=== MATERIAL FOR THIS TASK ===

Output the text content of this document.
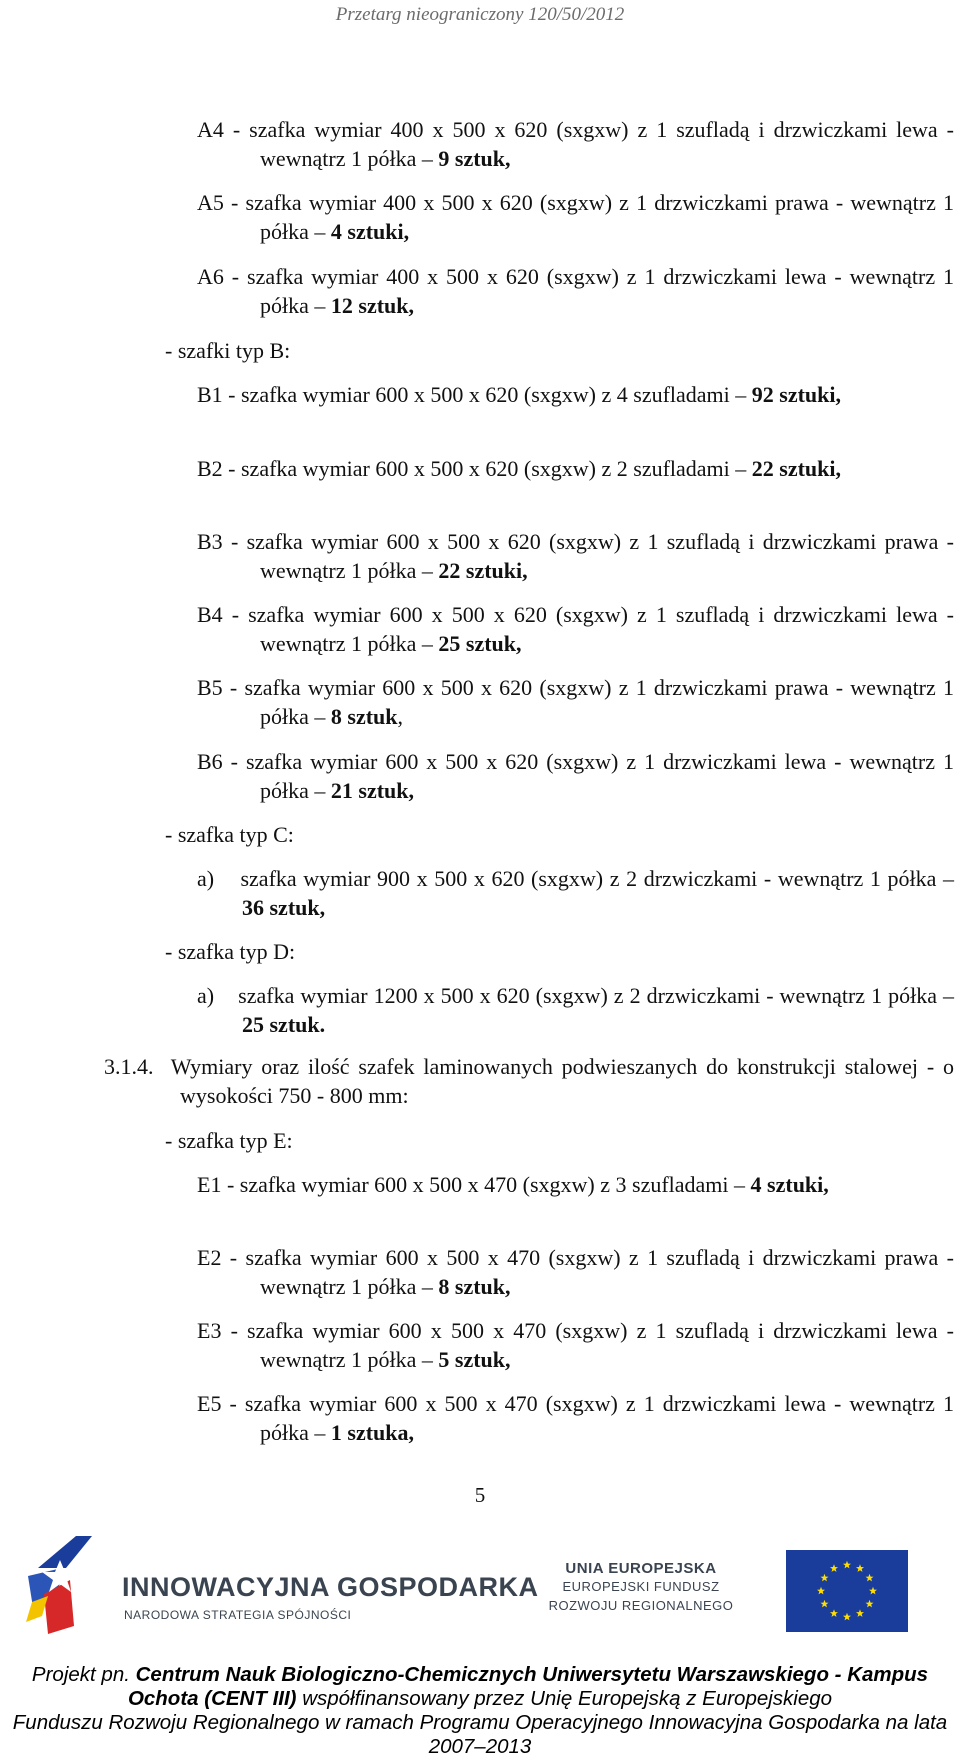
Przetarg nieograniczony 120/50/2012
A4 - szafka wymiar 400 x 500 x 620 (sxgxw) z 1 szufladą i drzwiczkami lewa - wewnątrz 1 półka – 9 sztuk,
A5 - szafka wymiar 400 x 500 x 620 (sxgxw) z 1 drzwiczkami prawa - wewnątrz 1 półka – 4 sztuki,
A6 - szafka wymiar 400 x 500 x 620 (sxgxw) z 1 drzwiczkami lewa - wewnątrz 1 półka – 12 sztuk,
- szafki typ B:
B1 - szafka wymiar 600 x 500 x 620 (sxgxw) z 4 szufladami – 92 sztuki,
B2 - szafka wymiar 600 x 500 x 620 (sxgxw) z 2 szufladami – 22 sztuki,
B3 - szafka wymiar 600 x 500 x 620 (sxgxw) z 1 szufladą i drzwiczkami prawa - wewnątrz 1 półka – 22 sztuki,
B4 - szafka wymiar 600 x 500 x 620 (sxgxw) z 1 szufladą i drzwiczkami lewa - wewnątrz 1 półka – 25 sztuk,
B5 - szafka wymiar 600 x 500 x 620 (sxgxw) z 1 drzwiczkami prawa - wewnątrz 1 półka – 8 sztuk,
B6 - szafka wymiar 600 x 500 x 620 (sxgxw) z 1 drzwiczkami lewa - wewnątrz 1 półka – 21 sztuk,
- szafka typ C:
a)    szafka wymiar 900 x 500 x 620 (sxgxw) z 2 drzwiczkami - wewnątrz 1 półka – 36 sztuk,
- szafka typ D:
a)    szafka wymiar 1200 x 500 x 620 (sxgxw) z 2 drzwiczkami - wewnątrz 1 półka – 25 sztuk.
3.1.4.  Wymiary oraz ilość szafek laminowanych podwieszanych do konstrukcji stalowej - o wysokości 750 - 800 mm:
- szafka typ E:
E1 - szafka wymiar 600 x 500 x 470 (sxgxw) z 3 szufladami – 4 sztuki,
E2 - szafka wymiar 600 x 500 x 470 (sxgxw) z 1 szufladą i drzwiczkami prawa - wewnątrz 1 półka – 8 sztuk,
E3 - szafka wymiar 600 x 500 x 470 (sxgxw) z 1 szufladą i drzwiczkami lewa - wewnątrz 1 półka – 5 sztuk,
E5 - szafka wymiar 600 x 500 x 470 (sxgxw) z 1 drzwiczkami lewa - wewnątrz 1 półka – 1 sztuka,
5
INNOWACYJNA GOSPODARKA
NARODOWA STRATEGIA SPÓJNOŚCI
UNIA EUROPEJSKA
EUROPEJSKI FUNDUSZ
ROZWOJU REGIONALNEGO
Projekt pn. Centrum Nauk Biologiczno-Chemicznych Uniwersytetu Warszawskiego - Kampus Ochota (CENT III) współfinansowany przez Unię Europejską z Europejskiego
Funduszu Rozwoju Regionalnego w ramach Programu Operacyjnego Innowacyjna Gospodarka na lata 2007–2013
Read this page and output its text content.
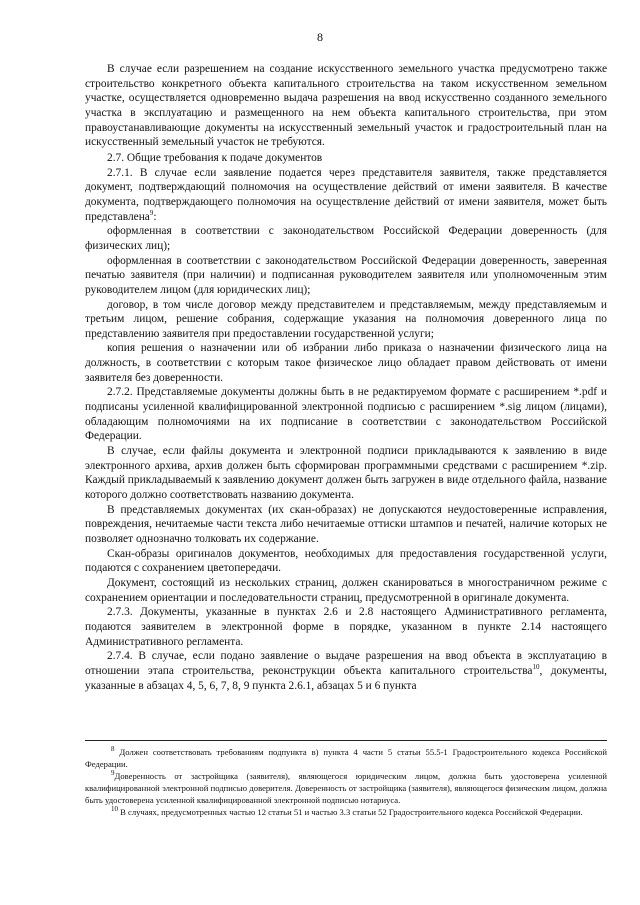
8

В случае если разрешением на создание искусственного земельного участка предусмотрено также строительство конкретного объекта капитального строительства на таком искусственном земельном участке, осуществляется одновременно выдача разрешения на ввод искусственно созданного земельного участка в эксплуатацию и размещенного на нем объекта капитального строительства, при этом правоустанавливающие документы на искусственный земельный участок и градостроительный план на искусственный земельный участок не требуются.

2.7. Общие требования к подаче документов

2.7.1. В случае если заявление подается через представителя заявителя, также представляется документ, подтверждающий полномочия на осуществление действий от имени заявителя. В качестве документа, подтверждающего полномочия на осуществление действий от имени заявителя, может быть представлена$^9$:

оформленная в соответствии с законодательством Российской Федерации доверенность (для физических лиц);

оформленная в соответствии с законодательством Российской Федерации доверенность, заверенная печатью заявителя (при наличии) и подписанная руководителем заявителя или уполномоченным этим руководителем лицом (для юридических лиц);

договор, в том числе договор между представителем и представляемым, между представляемым и третьим лицом, решение собрания, содержащие указания на полномочия доверенного лица по представлению заявителя при предоставлении государственной услуги;

копия решения о назначении или об избрании либо приказа о назначении физического лица на должность, в соответствии с которым такое физическое лицо обладает правом действовать от имени заявителя без доверенности.

2.7.2. Представляемые документы должны быть в не редактируемом формате с расширением *.pdf и подписаны усиленной квалифицированной электронной подписью с расширением *.sig лицом (лицами), обладающим полномочиями на их подписание в соответствии с законодательством Российской Федерации.

В случае, если файлы документа и электронной подписи прикладываются к заявлению в виде электронного архива, архив должен быть сформирован программными средствами с расширением *.zip. Каждый прикладываемый к заявлению документ должен быть загружен в виде отдельного файла, название которого должно соответствовать названию документа.

В представляемых документах (их скан-образах) не допускаются неудостоверенные исправления, повреждения, нечитаемые части текста либо нечитаемые оттиски штампов и печатей, наличие которых не позволяет однозначно толковать их содержание.

Скан-образы оригиналов документов, необходимых для предоставления государственной услуги, подаются с сохранением цветопередачи.

Документ, состоящий из нескольких страниц, должен сканироваться в многостраничном режиме с сохранением ориентации и последовательности страниц, предусмотренной в оригинале документа.

2.7.3. Документы, указанные в пунктах 2.6 и 2.8 настоящего Административного регламента, подаются заявителем в электронной форме в порядке, указанном в пункте 2.14 настоящего Административного регламента.

2.7.4. В случае, если подано заявление о выдаче разрешения на ввод объекта в эксплуатацию в отношении этапа строительства, реконструкции объекта капитального строительства$^{10}$, документы, указанные в абзацах 4, 5, 6, 7, 8, 9 пункта 2.6.1, абзацах 5 и 6 пункта

$^8$ Должен соответствовать требованиям подпункта в) пункта 4 части 5 статьи 55.5-1 Градостроительного кодекса Российской Федерации.

$^9$Доверенность от застройщика (заявителя), являющегося юридическим лицом, должна быть удостоверена усиленной квалифицированной электронной подписью доверителя. Доверенность от застройщика (заявителя), являющегося физическим лицом, должна быть удостоверена усиленной квалифицированной электронной подписью нотариуса.

$^{10}$ В случаях, предусмотренных частью 12 статьи 51 и частью 3.3 статьи 52 Градостроительного кодекса Российской Федерации.
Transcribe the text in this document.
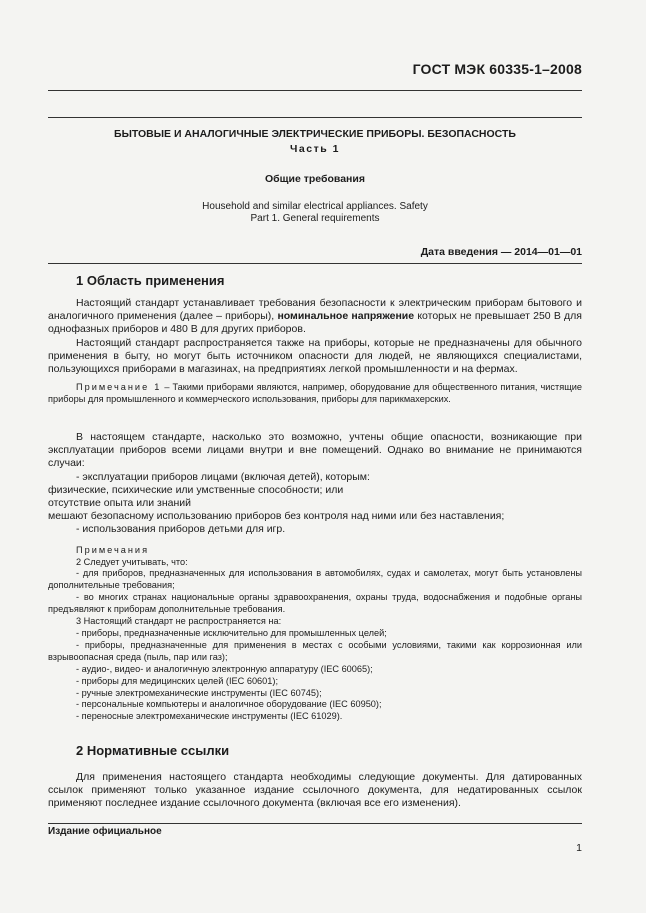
ГОСТ МЭК 60335-1–2008
БЫТОВЫЕ И АНАЛОГИЧНЫЕ ЭЛЕКТРИЧЕСКИЕ ПРИБОРЫ. БЕЗОПАСНОСТЬ
Часть 1
Общие требования
Household and similar electrical appliances. Safety
Part 1. General requirements
Дата введения — 2014—01—01
1 Область применения

Настоящий стандарт устанавливает требования безопасности к электрическим приборам бытового и аналогичного применения (далее – приборы), номинальное напряжение которых не превышает 250 В для однофазных приборов и 480 В для других приборов.

Настоящий стандарт распространяется также на приборы, которые не предназначены для обычного применения в быту, но могут быть источником опасности для людей, не являющихся специалистами, пользующихся приборами в магазинах, на предприятиях легкой промышленности и на фермах.

Примечание 1 – Такими приборами являются, например, оборудование для общественного питания, чистящие приборы для промышленного и коммерческого использования, приборы для парикмахерских.

В настоящем стандарте, насколько это возможно, учтены общие опасности, возникающие при эксплуатации приборов всеми лицами внутри и вне помещений. Однако во внимание не принимаются случаи:

- эксплуатации приборов лицами (включая детей), которым:

физические, психические или умственные способности; или

отсутствие опыта или знаний

мешают безопасному использованию приборов без контроля над ними или без наставления;

- использования приборов детьми для игр.

Примечания

2 Следует учитывать, что:

- для приборов, предназначенных для использования в автомобилях, судах и самолетах, могут быть установлены дополнительные требования;

- во многих странах национальные органы здравоохранения, охраны труда, водоснабжения и подобные органы предъявляют к приборам дополнительные требования.

3 Настоящий стандарт не распространяется на:

- приборы, предназначенные исключительно для промышленных целей;

- приборы, предназначенные для применения в местах с особыми условиями, такими как коррозионная или взрывоопасная среда (пыль, пар или газ);

- аудио-, видео- и аналогичную электронную аппаратуру (IEC 60065);

- приборы для медицинских целей (IEC 60601);

- ручные электромеханические инструменты (IEC 60745);

- персональные компьютеры и аналогичное оборудование (IEC 60950);

- переносные электромеханические инструменты (IEC 61029).

2 Нормативные ссылки

Для применения настоящего стандарта необходимы следующие документы. Для датированных ссылок применяют только указанное издание ссылочного документа, для недатированных ссылок применяют последнее издание ссылочного документа (включая все его изменения).

Издание официальное
1
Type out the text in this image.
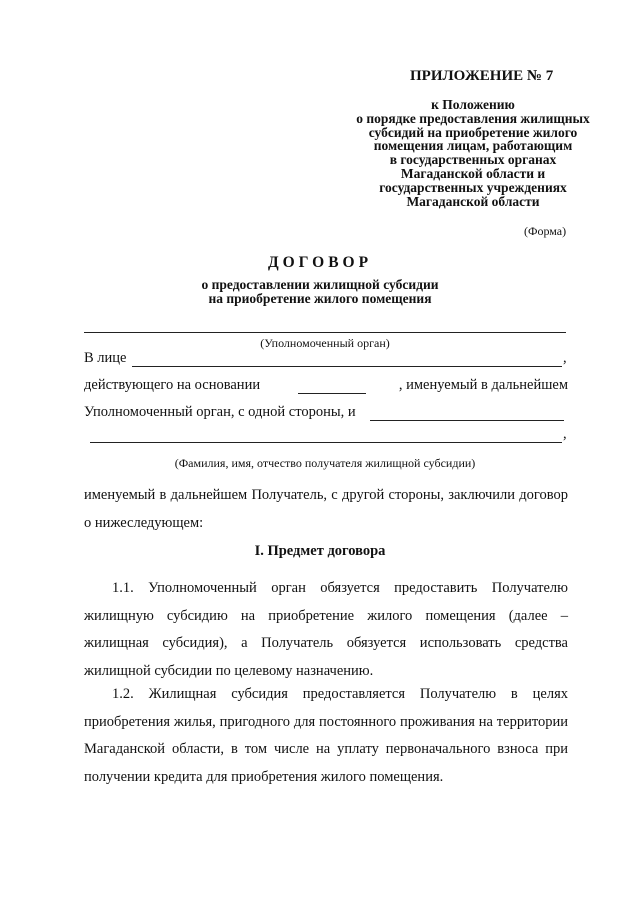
ПРИЛОЖЕНИЕ № 7
к Положению
о порядке предоставления жилищных
субсидий на приобретение жилого
помещения лицам, работающим
в государственных органах
Магаданской области и
государственных учреждениях
Магаданской области
(Форма)
ДОГОВОР
о предоставлении жилищной субсидии
на приобретение жилого помещения
(Уполномоченный орган)
В лице	,
действующего на основании	, именуемый в дальнейшем
Уполномоченный орган, с одной стороны, и
,
(Фамилия, имя, отчество получателя жилищной субсидии)
именуемый в дальнейшем Получатель, с другой стороны, заключили договор о нижеследующем:
I. Предмет договора
1.1. Уполномоченный орган обязуется предоставить Получателю жилищную субсидию на приобретение жилого помещения (далее – жилищная субсидия), а Получатель обязуется использовать средства жилищной субсидии по целевому назначению.
1.2. Жилищная субсидия предоставляется Получателю в целях приобретения жилья, пригодного для постоянного проживания на территории Магаданской области, в том числе на уплату первоначального взноса при получении кредита для приобретения жилого помещения.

===

→ CHALLENGE: Reproduce every line from the entries that holds the word "государственной".

→ RESPONSE FOR THIS EXERCISE:
договор, в том числе договор между представителем и представляемым, между представляемым и третьим лицом, решение собрания, содержащие указания на полномочия доверенного лица по представлению заявителя при предоставлении государственной услуги;
Скан-образы оригиналов документов, необходимых для предоставления государственной услуги, подаются с сохранением цветопередачи.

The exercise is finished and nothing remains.